▼

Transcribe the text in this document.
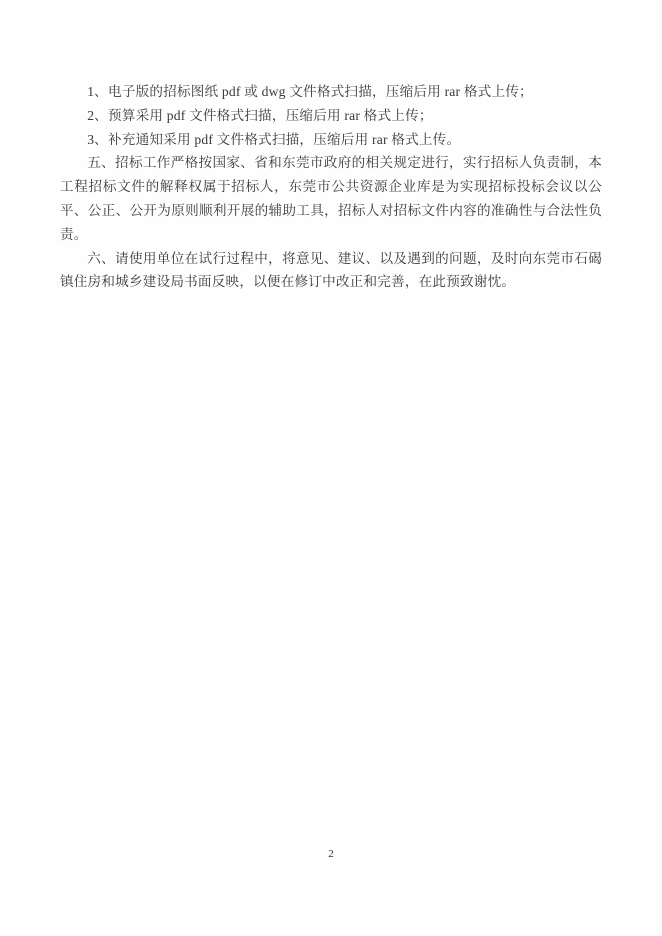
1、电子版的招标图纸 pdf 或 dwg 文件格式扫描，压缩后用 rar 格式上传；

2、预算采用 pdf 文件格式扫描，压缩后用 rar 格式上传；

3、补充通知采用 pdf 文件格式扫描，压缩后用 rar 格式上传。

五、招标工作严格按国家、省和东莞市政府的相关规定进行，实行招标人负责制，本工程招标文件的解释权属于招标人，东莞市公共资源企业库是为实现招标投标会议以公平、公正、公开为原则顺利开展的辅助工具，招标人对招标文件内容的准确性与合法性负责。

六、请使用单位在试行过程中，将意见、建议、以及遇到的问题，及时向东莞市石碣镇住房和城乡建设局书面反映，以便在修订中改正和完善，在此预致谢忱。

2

▲
▼

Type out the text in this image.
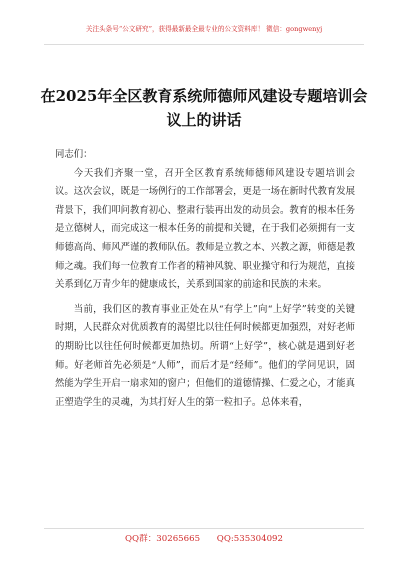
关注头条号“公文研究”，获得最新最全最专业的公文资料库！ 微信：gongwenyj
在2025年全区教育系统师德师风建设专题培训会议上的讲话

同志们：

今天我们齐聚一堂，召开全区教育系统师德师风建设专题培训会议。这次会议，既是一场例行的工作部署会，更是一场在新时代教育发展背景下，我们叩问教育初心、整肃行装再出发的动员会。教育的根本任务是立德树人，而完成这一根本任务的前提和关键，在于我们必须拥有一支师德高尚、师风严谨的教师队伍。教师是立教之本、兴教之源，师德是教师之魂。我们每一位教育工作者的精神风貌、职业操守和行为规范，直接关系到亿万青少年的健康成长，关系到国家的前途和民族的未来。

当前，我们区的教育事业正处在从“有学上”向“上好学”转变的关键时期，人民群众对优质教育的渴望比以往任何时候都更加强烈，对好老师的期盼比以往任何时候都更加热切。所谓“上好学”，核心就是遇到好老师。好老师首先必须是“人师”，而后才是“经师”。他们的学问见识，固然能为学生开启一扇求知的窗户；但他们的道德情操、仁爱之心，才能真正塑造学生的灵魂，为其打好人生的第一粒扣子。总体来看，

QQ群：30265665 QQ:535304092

▲
▼

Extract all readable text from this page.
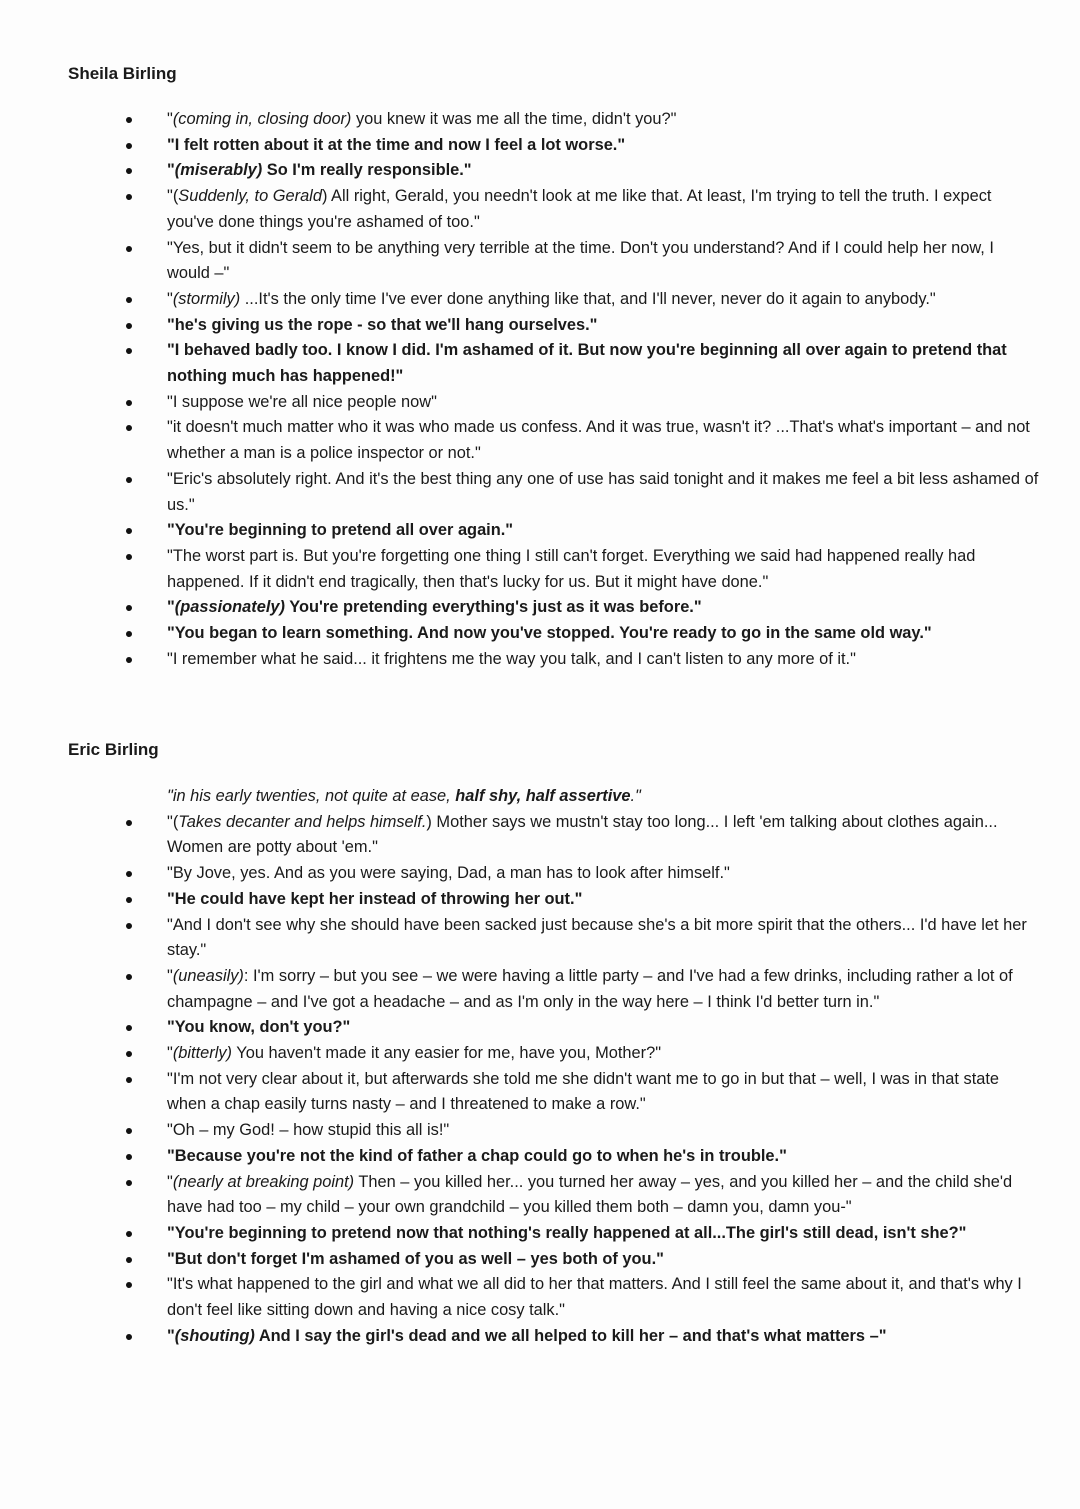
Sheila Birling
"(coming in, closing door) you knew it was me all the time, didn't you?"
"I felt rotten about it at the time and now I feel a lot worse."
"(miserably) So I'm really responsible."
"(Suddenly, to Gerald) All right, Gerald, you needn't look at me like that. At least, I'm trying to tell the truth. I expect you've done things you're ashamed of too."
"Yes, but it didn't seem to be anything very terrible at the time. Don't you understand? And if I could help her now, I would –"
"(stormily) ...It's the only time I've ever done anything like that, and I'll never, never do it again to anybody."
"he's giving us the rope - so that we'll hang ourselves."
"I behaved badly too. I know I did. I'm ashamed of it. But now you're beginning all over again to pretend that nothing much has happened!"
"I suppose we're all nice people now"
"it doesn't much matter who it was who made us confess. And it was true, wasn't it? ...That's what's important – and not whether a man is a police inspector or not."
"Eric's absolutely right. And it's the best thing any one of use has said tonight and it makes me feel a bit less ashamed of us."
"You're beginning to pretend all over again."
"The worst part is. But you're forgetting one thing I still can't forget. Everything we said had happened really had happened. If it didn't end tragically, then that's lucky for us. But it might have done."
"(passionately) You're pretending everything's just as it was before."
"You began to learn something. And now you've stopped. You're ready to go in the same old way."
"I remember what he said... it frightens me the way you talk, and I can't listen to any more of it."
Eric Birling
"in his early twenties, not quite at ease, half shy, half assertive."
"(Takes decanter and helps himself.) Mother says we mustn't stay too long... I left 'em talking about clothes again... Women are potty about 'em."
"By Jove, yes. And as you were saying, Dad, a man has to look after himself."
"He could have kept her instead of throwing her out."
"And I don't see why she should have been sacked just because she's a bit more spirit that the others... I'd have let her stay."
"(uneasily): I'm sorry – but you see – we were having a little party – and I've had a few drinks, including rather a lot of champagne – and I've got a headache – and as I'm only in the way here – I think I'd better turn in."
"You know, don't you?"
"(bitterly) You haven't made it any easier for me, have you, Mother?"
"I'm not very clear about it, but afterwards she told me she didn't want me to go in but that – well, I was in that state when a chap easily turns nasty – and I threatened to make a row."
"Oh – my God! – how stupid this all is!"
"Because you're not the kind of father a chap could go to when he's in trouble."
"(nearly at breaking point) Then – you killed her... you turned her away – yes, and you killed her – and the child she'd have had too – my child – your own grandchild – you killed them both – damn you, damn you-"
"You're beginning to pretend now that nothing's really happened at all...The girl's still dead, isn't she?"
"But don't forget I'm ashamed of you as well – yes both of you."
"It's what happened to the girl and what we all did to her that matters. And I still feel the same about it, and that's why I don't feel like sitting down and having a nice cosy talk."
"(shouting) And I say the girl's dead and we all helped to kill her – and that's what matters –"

▲

Find every line that holds "much" and copy it.

"I behaved badly too. I know I did. I'm ashamed of it. But now you're beginning all over again to pretend that nothing much has happened!"
"it doesn't much matter who it was who made us confess. And it was true, wasn't it? ...That's what's important – and not whether a man is a police inspector or not."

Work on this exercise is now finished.